• _WRITTEN INSTRUCTION_
Answer with a single number: the count of lines that hold "Software".

• _SOURCE RECORDS_
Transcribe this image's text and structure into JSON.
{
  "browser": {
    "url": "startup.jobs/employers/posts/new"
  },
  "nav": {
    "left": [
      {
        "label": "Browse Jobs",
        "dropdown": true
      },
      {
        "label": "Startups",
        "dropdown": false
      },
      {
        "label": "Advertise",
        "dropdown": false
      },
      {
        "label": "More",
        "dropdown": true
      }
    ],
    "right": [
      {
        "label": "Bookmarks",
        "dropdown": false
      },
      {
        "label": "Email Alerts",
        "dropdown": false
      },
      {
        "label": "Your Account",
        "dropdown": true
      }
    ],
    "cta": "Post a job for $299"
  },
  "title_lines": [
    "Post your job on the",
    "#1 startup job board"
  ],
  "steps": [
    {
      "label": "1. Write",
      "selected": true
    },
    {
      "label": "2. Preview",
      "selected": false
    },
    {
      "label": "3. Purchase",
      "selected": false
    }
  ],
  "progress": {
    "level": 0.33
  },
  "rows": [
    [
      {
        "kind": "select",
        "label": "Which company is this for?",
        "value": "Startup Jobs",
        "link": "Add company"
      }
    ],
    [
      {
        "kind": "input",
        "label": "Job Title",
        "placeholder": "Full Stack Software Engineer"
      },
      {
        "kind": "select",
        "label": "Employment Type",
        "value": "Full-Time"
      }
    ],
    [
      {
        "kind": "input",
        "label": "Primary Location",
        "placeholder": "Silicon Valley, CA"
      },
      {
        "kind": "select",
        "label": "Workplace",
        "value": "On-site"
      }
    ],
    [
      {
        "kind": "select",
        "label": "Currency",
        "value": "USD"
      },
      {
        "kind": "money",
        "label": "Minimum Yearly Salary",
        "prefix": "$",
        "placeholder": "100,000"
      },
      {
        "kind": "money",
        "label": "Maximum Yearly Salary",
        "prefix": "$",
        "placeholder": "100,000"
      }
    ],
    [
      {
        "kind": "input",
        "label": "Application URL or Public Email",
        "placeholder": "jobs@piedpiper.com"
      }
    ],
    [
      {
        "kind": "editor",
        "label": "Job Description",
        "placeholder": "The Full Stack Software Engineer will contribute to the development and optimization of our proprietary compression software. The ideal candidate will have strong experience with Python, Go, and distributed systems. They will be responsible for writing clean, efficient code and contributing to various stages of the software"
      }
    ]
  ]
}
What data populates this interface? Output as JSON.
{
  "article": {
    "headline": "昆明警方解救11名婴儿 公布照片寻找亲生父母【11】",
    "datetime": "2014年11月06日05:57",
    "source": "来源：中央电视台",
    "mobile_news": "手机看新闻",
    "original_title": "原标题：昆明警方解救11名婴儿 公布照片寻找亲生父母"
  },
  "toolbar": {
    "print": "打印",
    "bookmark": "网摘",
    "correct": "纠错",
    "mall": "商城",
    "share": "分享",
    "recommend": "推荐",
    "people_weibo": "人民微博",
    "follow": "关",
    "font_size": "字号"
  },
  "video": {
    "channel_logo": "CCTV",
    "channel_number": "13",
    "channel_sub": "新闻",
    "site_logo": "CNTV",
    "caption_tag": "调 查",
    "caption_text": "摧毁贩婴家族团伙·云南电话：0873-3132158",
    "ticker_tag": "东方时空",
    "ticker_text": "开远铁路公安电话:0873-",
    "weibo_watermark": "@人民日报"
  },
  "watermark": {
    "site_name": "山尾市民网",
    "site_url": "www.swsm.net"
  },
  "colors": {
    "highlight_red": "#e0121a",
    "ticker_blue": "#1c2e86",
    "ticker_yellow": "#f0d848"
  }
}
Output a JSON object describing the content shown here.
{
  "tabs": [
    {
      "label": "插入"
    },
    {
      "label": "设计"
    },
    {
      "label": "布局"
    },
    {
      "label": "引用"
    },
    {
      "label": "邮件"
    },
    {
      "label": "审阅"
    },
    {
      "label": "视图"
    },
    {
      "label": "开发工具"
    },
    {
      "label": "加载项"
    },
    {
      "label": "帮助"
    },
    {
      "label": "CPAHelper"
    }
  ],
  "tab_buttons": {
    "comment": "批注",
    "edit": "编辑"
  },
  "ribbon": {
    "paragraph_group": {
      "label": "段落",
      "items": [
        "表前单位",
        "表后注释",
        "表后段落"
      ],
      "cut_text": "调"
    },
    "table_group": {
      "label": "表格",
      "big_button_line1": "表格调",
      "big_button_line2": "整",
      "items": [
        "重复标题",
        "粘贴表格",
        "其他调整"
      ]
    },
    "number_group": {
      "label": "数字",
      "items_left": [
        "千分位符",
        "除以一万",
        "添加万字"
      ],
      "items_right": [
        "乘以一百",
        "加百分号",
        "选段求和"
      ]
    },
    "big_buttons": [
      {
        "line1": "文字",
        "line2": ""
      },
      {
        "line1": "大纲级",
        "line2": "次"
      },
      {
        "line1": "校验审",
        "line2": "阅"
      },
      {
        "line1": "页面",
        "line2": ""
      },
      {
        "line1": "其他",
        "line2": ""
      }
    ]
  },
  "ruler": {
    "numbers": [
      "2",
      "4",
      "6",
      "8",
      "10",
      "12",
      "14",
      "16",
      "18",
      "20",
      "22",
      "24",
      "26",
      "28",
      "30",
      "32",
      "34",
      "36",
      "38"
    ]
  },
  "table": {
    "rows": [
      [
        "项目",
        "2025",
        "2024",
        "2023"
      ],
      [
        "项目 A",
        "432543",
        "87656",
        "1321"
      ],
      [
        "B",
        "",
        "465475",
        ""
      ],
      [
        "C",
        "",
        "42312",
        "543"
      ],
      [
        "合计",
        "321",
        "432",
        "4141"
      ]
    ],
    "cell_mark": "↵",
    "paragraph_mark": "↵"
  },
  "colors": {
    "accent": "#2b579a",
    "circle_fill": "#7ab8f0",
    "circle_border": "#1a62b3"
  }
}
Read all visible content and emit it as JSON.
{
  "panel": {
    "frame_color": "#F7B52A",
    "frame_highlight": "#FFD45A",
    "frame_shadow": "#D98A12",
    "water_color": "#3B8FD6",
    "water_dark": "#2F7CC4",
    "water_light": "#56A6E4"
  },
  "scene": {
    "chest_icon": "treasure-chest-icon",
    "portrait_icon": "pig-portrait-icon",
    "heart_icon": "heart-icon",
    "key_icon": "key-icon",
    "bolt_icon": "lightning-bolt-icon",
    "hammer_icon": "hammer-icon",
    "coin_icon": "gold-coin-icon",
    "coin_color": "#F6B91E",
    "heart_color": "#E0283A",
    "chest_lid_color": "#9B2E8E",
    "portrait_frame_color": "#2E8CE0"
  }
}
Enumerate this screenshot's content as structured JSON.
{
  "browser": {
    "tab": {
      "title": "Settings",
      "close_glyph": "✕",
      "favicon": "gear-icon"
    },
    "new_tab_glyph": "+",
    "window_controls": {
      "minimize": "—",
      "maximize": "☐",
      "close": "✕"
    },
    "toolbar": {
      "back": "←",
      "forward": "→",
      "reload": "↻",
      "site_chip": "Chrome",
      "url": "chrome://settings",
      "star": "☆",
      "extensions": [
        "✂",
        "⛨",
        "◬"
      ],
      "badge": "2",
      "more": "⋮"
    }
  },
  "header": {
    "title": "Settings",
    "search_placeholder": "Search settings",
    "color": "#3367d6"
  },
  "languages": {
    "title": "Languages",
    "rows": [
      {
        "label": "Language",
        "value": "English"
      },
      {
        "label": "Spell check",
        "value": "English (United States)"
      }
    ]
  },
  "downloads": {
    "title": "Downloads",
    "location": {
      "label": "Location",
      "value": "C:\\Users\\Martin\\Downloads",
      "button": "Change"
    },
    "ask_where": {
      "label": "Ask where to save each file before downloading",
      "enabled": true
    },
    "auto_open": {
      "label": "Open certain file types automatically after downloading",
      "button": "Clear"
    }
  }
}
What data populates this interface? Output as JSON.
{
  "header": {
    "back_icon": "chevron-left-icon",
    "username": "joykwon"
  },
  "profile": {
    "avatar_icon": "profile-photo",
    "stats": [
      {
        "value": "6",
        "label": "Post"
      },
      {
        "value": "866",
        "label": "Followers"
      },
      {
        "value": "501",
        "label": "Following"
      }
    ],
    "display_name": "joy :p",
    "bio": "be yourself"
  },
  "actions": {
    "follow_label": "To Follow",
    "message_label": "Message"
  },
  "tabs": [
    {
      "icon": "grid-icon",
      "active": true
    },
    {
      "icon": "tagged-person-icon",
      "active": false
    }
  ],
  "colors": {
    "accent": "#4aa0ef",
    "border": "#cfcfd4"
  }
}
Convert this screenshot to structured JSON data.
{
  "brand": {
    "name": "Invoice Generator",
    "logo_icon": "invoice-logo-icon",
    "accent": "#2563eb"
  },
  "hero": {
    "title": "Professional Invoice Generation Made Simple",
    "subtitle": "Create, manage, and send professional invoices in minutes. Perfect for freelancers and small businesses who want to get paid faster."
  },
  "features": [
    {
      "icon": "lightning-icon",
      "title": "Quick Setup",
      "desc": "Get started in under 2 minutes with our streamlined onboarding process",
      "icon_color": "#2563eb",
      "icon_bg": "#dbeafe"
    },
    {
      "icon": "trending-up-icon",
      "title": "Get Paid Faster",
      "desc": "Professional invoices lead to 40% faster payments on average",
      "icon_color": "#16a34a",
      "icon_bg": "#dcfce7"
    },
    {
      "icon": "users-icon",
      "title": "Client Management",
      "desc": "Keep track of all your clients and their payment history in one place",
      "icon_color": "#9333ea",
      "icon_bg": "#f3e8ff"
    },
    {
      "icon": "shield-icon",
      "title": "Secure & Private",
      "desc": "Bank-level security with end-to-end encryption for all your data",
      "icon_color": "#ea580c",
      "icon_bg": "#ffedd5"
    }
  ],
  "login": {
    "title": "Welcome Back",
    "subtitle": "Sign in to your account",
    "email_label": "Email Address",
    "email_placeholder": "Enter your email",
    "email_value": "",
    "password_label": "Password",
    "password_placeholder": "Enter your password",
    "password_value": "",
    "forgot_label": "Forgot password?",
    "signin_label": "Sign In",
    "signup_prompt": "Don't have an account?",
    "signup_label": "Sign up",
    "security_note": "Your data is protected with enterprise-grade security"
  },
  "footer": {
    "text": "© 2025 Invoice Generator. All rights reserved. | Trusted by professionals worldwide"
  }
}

• _SOLUTION_
2